[BEGIN Material shown]

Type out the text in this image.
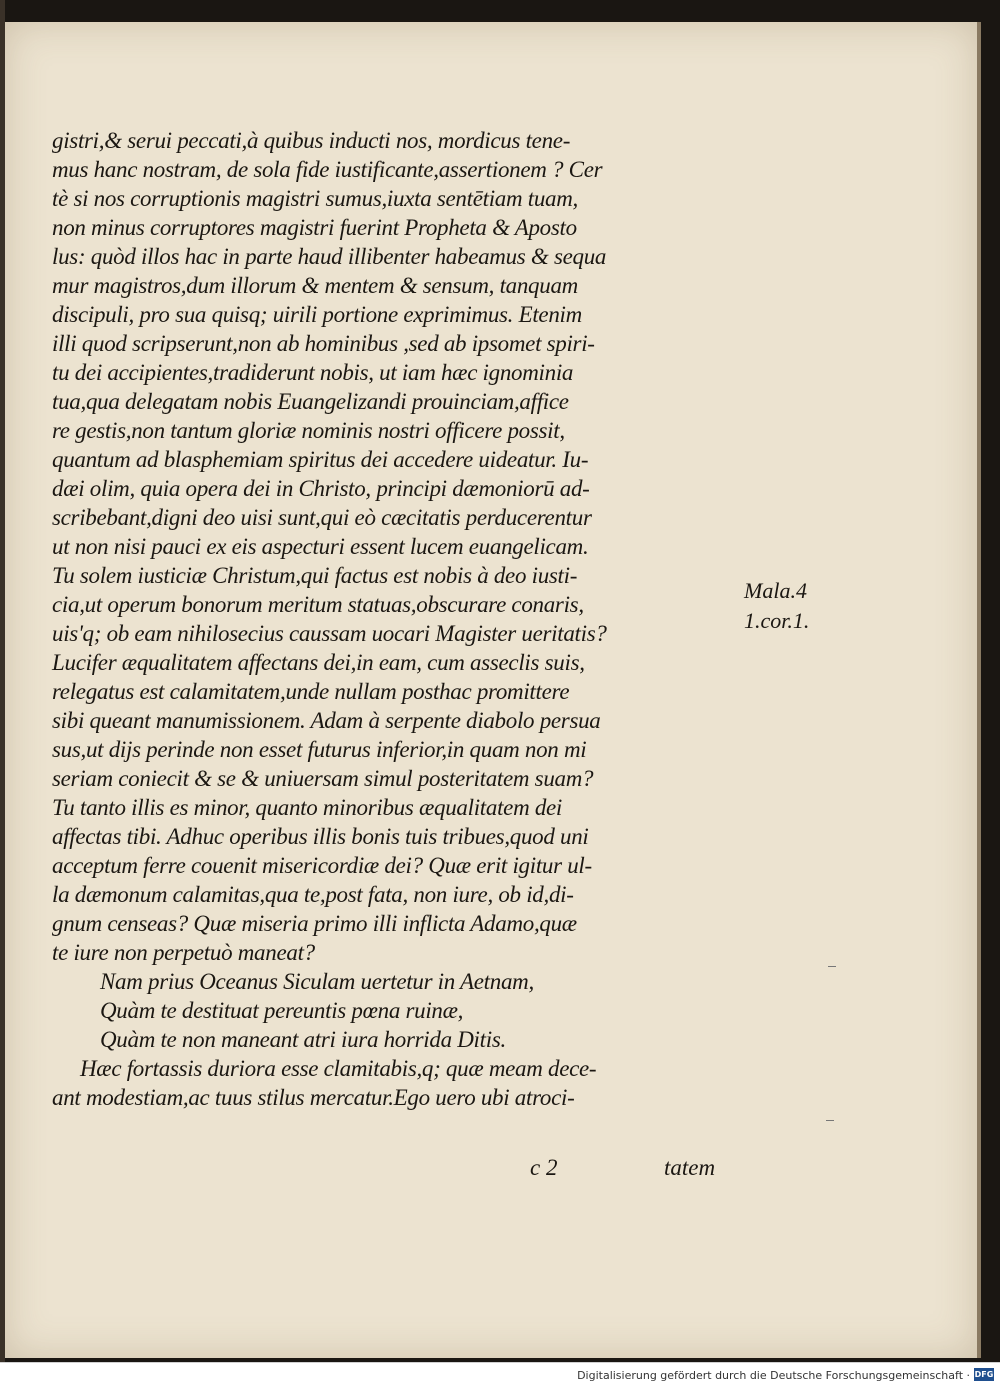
gistri,& serui peccati,à quibus inducti nos, mordicus tene-
mus hanc nostram, de sola fide iustificante,assertionem ? Cer
tè si nos corruptionis magistri sumus,iuxta sentētiam tuam,
non minus corruptores magistri fuerint Propheta & Aposto
lus: quòd illos hac in parte haud illibenter habeamus & sequa
mur magistros,dum illorum & mentem & sensum, tanquam
discipuli, pro sua quisq; uirili portione exprimimus. Etenim
illi quod scripserunt,non ab hominibus ,sed ab ipsomet spiri-
tu dei accipientes,tradiderunt nobis, ut iam hæc ignominia
tua,qua delegatam nobis Euangelizandi prouinciam,affice
re gestis,non tantum gloriæ nominis nostri officere possit,
quantum ad blasphemiam spiritus dei accedere uideatur. Iu-
dæi olim, quia opera dei in Christo, principi dæmoniorū ad-
scribebant,digni deo uisi sunt,qui eò cæcitatis perducerentur
ut non nisi pauci ex eis aspecturi essent lucem euangelicam.
Tu solem iusticiæ Christum,qui factus est nobis à deo iusti-
cia,ut operum bonorum meritum statuas,obscurare conaris,
uis'q; ob eam nihilosecius caussam uocari Magister ueritatis?
Lucifer æqualitatem affectans dei,in eam, cum asseclis suis,
relegatus est calamitatem,unde nullam posthac promittere
sibi queant manumissionem. Adam à serpente diabolo persua
sus,ut dijs perinde non esset futurus inferior,in quam non mi
seriam coniecit & se & uniuersam simul posteritatem suam?
Tu tanto illis es minor, quanto minoribus æqualitatem dei
affectas tibi. Adhuc operibus illis bonis tuis tribues,quod uni
acceptum ferre couenit misericordiæ dei? Quæ erit igitur ul-
la dæmonum calamitas,qua te,post fata, non iure, ob id,di-
gnum censeas? Quæ miseria primo illi inflicta Adamo,quæ
te iure non perpetuò maneat?
Nam prius Oceanus Siculam uertetur in Aetnam,
Quàm te destituat pereuntis pœna ruinæ,
Quàm te non maneant atri iura horrida Ditis.
Hæc fortassis duriora esse clamitabis,q; quæ meam dece-
ant modestiam,ac tuus stilus mercatur.Ego uero ubi atroci-
Mala.4
1.cor.1.
c 2	tatem
Digitalisierung gefördert durch die Deutsche Forschungsgemeinschaft · DFG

[END Material shown]

▶ Exercise objective
Omit the pictures, then output the rest of the listing exactly.

▶ Exercise response
Type out the text in this image.
gistri,& serui peccati,à quibus inducti nos, mordicus tene-
mus hanc nostram, de sola fide iustificante,assertionem ? Cer
tè si nos corruptionis magistri sumus,iuxta sentētiam tuam,
non minus corruptores magistri fuerint Propheta & Aposto
lus: quòd illos hac in parte haud illibenter habeamus & sequa
mur magistros,dum illorum & mentem & sensum, tanquam
discipuli, pro sua quisq; uirili portione exprimimus. Etenim
illi quod scripserunt,non ab hominibus ,sed ab ipsomet spiri-
tu dei accipientes,tradiderunt nobis, ut iam hæc ignominia
tua,qua delegatam nobis Euangelizandi prouinciam,affice
re gestis,non tantum gloriæ nominis nostri officere possit,
quantum ad blasphemiam spiritus dei accedere uideatur. Iu-
dæi olim, quia opera dei in Christo, principi dæmoniorū ad-
scribebant,digni deo uisi sunt,qui eò cæcitatis perducerentur
ut non nisi pauci ex eis aspecturi essent lucem euangelicam.
Tu solem iusticiæ Christum,qui factus est nobis à deo iusti-
cia,ut operum bonorum meritum statuas,obscurare conaris,
uis'q; ob eam nihilosecius caussam uocari Magister ueritatis?
Lucifer æqualitatem affectans dei,in eam, cum asseclis suis,
relegatus est calamitatem,unde nullam posthac promittere
sibi queant manumissionem. Adam à serpente diabolo persua
sus,ut dijs perinde non esset futurus inferior,in quam non mi
seriam coniecit & se & uniuersam simul posteritatem suam?
Tu tanto illis es minor, quanto minoribus æqualitatem dei
affectas tibi. Adhuc operibus illis bonis tuis tribues,quod uni
acceptum ferre couenit misericordiæ dei? Quæ erit igitur ul-
la dæmonum calamitas,qua te,post fata, non iure, ob id,di-
gnum censeas? Quæ miseria primo illi inflicta Adamo,quæ
te iure non perpetuò maneat?
Nam prius Oceanus Siculam uertetur in Aetnam,
Quàm te destituat pereuntis pœna ruinæ,
Quàm te non maneant atri iura horrida Ditis.
Hæc fortassis duriora esse clamitabis,q; quæ meam dece-
ant modestiam,ac tuus stilus mercatur.Ego uero ubi atroci-
Mala.4
1.cor.1.
c 2	tatem
Digitalisierung gefördert durch die Deutsche Forschungsgemeinschaft · DFG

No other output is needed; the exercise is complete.